Records from a collection:
■ ■ ■

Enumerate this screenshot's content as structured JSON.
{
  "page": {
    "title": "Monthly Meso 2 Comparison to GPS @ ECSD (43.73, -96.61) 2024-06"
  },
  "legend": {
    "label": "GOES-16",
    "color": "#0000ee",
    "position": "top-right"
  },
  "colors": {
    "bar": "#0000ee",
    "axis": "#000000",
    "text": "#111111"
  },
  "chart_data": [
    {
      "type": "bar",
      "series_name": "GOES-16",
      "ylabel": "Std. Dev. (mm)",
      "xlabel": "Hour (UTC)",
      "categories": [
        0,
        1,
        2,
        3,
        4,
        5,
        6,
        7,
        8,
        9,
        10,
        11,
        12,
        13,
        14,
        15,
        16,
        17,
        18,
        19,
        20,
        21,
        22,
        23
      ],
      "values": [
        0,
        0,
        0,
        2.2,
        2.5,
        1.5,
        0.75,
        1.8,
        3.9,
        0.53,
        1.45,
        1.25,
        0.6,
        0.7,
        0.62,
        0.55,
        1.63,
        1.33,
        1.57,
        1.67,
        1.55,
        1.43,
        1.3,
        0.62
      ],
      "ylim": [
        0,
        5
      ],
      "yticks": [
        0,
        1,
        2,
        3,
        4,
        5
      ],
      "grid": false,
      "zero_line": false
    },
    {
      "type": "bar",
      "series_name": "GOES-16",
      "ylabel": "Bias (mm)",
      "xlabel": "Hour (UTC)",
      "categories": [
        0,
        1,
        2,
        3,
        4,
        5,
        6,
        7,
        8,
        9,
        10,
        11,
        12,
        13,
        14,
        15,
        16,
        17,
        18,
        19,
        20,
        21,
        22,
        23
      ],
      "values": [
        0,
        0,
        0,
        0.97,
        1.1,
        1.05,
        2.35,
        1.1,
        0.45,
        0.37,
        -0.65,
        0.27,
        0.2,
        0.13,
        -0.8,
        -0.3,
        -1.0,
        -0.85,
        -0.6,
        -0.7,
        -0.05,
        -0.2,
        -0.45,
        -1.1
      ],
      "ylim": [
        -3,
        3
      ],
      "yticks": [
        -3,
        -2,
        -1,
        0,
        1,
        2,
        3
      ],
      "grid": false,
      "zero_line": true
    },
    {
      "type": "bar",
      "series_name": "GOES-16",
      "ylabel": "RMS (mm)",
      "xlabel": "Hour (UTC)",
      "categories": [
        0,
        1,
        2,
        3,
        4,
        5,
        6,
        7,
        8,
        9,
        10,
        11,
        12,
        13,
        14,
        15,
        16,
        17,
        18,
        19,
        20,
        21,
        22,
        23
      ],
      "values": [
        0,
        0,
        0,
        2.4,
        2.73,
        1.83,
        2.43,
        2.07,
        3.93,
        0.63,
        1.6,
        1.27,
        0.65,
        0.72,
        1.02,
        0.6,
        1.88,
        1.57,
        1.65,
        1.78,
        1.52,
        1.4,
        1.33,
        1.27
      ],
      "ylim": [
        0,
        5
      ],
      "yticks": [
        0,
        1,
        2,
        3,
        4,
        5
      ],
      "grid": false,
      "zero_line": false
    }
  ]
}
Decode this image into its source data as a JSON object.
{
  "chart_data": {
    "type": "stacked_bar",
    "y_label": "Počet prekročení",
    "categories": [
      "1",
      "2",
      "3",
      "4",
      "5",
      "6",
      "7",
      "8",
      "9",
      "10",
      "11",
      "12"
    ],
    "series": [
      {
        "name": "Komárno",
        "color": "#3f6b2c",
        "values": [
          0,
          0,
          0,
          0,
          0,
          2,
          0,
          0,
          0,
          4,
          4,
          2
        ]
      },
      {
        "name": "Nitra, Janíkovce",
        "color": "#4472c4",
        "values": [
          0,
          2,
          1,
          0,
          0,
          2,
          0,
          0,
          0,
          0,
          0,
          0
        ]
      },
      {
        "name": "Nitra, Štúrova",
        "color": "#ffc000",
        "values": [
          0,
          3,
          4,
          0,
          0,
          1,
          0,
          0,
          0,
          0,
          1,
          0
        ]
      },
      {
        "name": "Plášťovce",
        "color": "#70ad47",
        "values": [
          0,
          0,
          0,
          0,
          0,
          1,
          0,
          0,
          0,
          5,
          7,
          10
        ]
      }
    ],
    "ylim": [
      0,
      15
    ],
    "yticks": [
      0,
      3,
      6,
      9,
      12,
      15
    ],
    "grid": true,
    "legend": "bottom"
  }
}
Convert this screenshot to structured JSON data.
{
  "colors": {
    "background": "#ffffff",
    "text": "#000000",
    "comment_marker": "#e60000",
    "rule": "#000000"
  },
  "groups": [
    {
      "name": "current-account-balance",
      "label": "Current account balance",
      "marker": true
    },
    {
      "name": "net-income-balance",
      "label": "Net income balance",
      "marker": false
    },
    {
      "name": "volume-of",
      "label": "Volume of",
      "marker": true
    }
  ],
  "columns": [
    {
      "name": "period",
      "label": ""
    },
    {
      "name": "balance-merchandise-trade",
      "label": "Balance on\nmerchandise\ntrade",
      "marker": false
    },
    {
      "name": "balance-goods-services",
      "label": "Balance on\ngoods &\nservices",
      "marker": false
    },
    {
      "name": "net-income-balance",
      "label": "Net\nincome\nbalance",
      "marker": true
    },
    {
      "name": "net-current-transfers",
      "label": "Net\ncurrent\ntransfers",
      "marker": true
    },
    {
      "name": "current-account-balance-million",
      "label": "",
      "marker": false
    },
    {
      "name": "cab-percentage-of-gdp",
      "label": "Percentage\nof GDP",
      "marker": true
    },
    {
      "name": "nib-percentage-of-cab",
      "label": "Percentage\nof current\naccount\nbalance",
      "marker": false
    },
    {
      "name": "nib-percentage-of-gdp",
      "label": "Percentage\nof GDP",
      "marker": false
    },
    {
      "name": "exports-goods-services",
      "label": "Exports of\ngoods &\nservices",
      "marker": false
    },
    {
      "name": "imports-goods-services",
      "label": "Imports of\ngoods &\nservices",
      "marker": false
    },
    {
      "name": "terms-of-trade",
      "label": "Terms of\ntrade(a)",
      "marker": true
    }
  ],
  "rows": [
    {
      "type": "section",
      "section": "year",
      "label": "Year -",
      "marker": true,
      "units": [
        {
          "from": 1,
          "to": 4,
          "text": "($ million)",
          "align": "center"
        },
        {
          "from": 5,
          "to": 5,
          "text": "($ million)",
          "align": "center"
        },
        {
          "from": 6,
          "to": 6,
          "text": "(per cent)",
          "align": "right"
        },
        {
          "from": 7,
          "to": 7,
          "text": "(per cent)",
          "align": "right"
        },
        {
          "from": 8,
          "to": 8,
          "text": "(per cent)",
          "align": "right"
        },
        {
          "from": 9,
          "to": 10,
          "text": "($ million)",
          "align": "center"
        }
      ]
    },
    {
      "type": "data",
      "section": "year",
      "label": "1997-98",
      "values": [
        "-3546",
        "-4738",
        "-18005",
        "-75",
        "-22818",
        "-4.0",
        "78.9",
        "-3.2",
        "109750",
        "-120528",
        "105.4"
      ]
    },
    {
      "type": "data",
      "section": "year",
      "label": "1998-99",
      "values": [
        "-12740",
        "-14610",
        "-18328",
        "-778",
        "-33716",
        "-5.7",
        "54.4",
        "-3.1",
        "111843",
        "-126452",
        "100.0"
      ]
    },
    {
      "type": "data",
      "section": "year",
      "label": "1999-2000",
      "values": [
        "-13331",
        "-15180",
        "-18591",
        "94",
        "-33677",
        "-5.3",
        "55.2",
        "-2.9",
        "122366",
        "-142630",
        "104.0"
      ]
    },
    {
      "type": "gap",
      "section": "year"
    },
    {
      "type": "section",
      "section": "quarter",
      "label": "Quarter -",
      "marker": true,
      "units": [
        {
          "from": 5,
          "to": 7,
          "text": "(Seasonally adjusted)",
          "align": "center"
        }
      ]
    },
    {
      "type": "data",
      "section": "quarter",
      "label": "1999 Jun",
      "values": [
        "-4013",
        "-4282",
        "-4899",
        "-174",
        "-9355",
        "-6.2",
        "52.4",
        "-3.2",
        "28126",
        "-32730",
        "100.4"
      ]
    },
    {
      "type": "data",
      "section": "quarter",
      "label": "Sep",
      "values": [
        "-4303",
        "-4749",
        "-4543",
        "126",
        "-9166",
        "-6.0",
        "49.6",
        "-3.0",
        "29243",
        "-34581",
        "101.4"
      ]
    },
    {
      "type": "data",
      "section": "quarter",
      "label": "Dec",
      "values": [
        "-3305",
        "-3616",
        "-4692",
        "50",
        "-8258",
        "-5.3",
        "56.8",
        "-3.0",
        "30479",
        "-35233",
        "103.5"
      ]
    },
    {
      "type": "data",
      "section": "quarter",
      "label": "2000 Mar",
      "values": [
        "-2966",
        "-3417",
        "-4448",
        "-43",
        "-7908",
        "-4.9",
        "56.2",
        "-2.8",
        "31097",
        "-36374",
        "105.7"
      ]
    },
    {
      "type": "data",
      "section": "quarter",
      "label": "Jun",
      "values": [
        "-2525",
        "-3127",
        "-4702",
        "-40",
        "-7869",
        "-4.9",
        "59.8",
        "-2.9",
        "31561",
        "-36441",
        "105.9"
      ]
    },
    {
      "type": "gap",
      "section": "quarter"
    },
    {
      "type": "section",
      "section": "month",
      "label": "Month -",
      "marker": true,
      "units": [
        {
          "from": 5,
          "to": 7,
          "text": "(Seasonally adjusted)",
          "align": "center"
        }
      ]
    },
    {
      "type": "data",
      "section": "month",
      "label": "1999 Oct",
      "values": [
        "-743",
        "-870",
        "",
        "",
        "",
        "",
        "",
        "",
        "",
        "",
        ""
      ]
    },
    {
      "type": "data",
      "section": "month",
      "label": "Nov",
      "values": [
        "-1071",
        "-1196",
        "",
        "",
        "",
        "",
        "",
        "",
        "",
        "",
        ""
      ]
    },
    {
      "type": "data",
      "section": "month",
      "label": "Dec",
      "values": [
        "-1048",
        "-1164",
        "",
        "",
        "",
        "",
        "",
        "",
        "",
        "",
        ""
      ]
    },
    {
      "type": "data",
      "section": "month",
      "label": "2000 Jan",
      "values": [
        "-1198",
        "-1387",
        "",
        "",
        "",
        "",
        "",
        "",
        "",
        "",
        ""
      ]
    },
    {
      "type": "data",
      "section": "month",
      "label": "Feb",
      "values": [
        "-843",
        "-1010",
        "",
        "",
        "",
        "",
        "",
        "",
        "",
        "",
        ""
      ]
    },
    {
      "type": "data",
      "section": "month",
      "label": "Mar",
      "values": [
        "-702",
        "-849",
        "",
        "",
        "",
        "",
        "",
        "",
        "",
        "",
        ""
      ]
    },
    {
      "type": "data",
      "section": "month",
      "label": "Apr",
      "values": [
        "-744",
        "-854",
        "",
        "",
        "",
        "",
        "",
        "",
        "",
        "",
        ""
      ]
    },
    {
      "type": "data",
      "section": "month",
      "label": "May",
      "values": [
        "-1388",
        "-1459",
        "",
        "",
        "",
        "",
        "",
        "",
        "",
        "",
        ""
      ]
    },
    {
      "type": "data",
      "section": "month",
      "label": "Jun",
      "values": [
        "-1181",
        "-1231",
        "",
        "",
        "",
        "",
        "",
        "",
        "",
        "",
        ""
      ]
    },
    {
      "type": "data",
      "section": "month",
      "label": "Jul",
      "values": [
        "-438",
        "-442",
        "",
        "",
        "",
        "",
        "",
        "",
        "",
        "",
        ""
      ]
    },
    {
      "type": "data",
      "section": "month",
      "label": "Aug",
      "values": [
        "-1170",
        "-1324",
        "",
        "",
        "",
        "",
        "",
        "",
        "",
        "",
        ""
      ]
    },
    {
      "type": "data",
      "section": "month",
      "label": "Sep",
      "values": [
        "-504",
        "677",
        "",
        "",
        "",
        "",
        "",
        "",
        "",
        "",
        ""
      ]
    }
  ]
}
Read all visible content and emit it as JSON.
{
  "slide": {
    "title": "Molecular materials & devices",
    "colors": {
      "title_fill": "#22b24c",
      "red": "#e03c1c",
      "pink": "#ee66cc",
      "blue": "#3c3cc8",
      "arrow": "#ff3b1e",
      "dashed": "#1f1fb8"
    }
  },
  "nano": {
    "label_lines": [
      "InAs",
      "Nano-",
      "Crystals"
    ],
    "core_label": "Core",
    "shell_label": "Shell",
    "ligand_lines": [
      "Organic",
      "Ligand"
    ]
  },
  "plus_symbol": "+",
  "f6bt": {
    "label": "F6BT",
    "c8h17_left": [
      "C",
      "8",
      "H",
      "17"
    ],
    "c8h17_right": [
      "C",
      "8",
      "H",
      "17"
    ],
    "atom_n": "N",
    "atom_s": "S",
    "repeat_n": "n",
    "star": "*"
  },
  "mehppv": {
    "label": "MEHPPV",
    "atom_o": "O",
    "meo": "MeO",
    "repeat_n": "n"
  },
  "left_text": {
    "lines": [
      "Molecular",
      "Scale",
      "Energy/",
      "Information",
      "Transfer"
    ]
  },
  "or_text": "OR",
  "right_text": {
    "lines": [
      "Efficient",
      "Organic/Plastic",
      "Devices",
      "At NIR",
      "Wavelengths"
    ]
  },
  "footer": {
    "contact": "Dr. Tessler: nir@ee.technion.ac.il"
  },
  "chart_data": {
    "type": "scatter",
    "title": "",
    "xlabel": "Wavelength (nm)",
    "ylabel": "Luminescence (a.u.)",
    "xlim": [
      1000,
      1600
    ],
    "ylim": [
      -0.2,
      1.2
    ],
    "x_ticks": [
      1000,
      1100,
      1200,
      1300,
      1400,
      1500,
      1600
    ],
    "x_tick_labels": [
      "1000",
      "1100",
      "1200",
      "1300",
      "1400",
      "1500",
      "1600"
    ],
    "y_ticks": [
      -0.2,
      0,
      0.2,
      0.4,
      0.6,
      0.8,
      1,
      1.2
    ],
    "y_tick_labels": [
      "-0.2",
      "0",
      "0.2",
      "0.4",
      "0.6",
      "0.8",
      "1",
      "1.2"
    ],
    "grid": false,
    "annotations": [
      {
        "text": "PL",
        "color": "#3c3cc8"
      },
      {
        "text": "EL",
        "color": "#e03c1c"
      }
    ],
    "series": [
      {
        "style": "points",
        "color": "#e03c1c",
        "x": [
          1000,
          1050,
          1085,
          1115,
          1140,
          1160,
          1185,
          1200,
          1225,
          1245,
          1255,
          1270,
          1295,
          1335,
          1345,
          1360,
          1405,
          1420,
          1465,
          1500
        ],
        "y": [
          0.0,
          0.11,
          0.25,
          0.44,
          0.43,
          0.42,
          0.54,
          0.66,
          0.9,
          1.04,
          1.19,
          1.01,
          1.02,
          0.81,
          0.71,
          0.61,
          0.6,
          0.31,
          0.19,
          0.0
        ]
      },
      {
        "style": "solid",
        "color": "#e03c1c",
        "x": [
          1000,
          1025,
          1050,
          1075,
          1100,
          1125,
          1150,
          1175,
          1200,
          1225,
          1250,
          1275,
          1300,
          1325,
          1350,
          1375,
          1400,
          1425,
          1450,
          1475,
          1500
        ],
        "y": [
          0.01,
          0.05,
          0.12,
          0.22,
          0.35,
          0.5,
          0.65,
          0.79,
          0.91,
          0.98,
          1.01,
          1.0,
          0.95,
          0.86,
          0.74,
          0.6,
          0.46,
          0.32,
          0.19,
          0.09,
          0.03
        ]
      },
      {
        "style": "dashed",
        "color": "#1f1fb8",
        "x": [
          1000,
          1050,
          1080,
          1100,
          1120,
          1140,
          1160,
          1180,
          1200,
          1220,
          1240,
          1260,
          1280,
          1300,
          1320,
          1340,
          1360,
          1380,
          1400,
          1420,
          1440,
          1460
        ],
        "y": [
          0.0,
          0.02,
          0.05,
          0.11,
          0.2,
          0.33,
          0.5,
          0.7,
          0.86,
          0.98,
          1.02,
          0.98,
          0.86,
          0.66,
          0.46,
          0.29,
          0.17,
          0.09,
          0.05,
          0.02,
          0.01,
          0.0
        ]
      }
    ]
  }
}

■ ■ ■

Aim of the exercise: Copy each line of the listing that contains the string "ylabel".

Exercise solution:
      "ylabel": "Std. Dev. (mm)",
      "ylabel": "Bias (mm)",
      "ylabel": "RMS (mm)",
    "ylabel": "Luminescence (a.u.)",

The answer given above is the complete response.